— START Material provided —

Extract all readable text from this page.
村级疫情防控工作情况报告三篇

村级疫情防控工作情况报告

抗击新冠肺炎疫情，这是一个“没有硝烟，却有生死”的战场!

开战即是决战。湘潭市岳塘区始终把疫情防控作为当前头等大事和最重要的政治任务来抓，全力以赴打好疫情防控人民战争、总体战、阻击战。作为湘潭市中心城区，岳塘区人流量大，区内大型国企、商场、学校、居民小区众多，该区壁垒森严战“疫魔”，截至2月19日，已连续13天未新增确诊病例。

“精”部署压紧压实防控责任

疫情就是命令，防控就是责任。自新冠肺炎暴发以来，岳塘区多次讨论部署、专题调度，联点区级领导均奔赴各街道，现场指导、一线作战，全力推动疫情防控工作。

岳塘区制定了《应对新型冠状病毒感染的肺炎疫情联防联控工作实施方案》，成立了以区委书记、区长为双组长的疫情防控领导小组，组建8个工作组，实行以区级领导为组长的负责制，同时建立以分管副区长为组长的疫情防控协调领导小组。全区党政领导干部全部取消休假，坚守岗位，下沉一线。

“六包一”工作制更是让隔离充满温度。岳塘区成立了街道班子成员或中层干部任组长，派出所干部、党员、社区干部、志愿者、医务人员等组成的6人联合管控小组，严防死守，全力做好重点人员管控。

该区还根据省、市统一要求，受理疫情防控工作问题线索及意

— END Material provided —

- **What needs to be done**
What is needed here is an exact reproduction of all the entries.

- **The response**
Extract all readable text from this page.
村级疫情防控工作情况报告三篇

村级疫情防控工作情况报告

抗击新冠肺炎疫情，这是一个“没有硝烟，却有生死”的战场!

开战即是决战。湘潭市岳塘区始终把疫情防控作为当前头等大事和最重要的政治任务来抓，全力以赴打好疫情防控人民战争、总体战、阻击战。作为湘潭市中心城区，岳塘区人流量大，区内大型国企、商场、学校、居民小区众多，该区壁垒森严战“疫魔”，截至2月19日，已连续13天未新增确诊病例。

“精”部署压紧压实防控责任

疫情就是命令，防控就是责任。自新冠肺炎暴发以来，岳塘区多次讨论部署、专题调度，联点区级领导均奔赴各街道，现场指导、一线作战，全力推动疫情防控工作。

岳塘区制定了《应对新型冠状病毒感染的肺炎疫情联防联控工作实施方案》，成立了以区委书记、区长为双组长的疫情防控领导小组，组建8个工作组，实行以区级领导为组长的负责制，同时建立以分管副区长为组长的疫情防控协调领导小组。全区党政领导干部全部取消休假，坚守岗位，下沉一线。

“六包一”工作制更是让隔离充满温度。岳塘区成立了街道班子成员或中层干部任组长，派出所干部、党员、社区干部、志愿者、医务人员等组成的6人联合管控小组，严防死守，全力做好重点人员管控。

该区还根据省、市统一要求，受理疫情防控工作问题线索及意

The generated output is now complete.